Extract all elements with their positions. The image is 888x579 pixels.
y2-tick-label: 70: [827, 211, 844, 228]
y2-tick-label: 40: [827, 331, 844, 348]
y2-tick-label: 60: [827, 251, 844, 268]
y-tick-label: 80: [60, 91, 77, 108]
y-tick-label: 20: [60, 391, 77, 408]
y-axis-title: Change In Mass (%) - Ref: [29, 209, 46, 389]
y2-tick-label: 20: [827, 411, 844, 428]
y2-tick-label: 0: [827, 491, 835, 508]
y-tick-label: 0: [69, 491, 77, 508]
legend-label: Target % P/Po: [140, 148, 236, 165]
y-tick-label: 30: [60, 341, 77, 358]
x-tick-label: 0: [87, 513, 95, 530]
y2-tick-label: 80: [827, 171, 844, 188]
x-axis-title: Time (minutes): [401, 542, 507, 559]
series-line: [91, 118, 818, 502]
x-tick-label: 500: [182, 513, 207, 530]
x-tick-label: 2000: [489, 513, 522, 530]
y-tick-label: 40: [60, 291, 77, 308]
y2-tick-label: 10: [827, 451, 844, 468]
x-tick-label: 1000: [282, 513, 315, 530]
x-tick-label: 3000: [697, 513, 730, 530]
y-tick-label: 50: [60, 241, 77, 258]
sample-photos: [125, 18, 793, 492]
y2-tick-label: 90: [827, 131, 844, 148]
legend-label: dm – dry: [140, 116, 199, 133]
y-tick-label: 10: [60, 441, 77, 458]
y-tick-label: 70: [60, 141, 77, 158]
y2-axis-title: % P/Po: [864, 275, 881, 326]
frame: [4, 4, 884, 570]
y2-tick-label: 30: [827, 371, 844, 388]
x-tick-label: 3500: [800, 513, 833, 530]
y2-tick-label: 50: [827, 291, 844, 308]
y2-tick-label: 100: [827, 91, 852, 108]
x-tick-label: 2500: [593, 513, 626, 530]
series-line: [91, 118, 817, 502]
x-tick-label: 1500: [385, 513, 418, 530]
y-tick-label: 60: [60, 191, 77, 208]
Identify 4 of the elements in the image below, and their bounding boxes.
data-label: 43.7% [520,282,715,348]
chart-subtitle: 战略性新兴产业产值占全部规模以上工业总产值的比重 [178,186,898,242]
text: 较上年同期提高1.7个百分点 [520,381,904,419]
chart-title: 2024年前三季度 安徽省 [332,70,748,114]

...

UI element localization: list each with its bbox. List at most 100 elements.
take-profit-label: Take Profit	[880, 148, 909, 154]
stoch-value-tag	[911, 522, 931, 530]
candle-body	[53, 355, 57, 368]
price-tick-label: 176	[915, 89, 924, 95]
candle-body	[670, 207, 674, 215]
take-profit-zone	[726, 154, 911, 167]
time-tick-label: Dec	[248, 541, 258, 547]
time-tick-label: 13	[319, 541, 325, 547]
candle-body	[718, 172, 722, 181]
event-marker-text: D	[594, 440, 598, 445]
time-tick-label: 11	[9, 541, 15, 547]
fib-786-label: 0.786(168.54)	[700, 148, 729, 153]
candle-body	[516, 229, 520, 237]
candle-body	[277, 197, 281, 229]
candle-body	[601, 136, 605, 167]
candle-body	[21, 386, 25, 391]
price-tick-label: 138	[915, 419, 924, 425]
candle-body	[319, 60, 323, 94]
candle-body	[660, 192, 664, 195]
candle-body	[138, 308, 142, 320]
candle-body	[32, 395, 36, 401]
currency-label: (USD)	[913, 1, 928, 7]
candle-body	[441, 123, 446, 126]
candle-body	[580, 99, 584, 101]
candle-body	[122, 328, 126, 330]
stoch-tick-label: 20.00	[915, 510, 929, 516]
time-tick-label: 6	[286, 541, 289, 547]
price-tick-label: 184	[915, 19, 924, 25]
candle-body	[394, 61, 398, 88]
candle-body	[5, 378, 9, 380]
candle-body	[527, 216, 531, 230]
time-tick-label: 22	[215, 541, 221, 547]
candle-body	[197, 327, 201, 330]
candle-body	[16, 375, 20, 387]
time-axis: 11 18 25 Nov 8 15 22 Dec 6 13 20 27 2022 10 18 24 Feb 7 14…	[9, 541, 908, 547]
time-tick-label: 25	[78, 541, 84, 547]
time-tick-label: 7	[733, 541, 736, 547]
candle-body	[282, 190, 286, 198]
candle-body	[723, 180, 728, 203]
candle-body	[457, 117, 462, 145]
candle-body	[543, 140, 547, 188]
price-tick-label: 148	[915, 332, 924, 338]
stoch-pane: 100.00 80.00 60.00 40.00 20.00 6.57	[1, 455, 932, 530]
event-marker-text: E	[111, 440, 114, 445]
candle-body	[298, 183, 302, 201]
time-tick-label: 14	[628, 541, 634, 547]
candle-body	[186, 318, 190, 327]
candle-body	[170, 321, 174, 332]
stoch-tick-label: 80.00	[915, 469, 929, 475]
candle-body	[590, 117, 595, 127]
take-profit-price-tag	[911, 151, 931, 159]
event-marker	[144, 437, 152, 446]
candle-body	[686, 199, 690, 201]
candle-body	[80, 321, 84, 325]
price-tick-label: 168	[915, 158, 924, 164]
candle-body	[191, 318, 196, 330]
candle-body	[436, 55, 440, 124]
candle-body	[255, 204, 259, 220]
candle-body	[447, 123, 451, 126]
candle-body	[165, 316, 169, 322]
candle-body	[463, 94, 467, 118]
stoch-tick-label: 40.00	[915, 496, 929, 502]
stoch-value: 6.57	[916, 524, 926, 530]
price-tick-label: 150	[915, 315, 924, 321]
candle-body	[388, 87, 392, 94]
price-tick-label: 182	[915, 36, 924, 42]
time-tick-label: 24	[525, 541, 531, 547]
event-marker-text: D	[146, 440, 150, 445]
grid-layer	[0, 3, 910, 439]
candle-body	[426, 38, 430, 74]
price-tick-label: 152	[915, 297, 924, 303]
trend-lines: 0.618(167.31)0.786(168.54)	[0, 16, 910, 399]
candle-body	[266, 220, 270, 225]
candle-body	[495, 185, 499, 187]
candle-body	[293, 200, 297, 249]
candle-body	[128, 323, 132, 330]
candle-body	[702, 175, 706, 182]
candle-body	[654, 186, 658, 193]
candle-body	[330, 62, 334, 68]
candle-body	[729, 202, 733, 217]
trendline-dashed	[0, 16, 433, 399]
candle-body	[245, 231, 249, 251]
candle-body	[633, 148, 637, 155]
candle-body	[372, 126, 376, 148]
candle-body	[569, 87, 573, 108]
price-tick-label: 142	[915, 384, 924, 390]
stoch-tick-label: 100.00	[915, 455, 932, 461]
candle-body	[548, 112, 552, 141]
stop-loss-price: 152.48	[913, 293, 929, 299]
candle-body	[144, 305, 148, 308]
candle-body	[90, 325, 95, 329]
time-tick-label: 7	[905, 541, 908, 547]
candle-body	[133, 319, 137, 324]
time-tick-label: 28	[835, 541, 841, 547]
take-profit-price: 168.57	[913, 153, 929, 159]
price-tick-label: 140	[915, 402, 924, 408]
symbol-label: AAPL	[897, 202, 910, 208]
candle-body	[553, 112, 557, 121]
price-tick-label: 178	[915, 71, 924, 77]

WORK REQUIRED: Collect every line above that contains the word "take".

TASK RESULT:
take-profit-label: Take Profit	[880, 148, 909, 154]
take-profit-zone	[726, 154, 911, 167]
take-profit-price-tag	[911, 151, 931, 159]
take-profit-price: 168.57	[913, 153, 929, 159]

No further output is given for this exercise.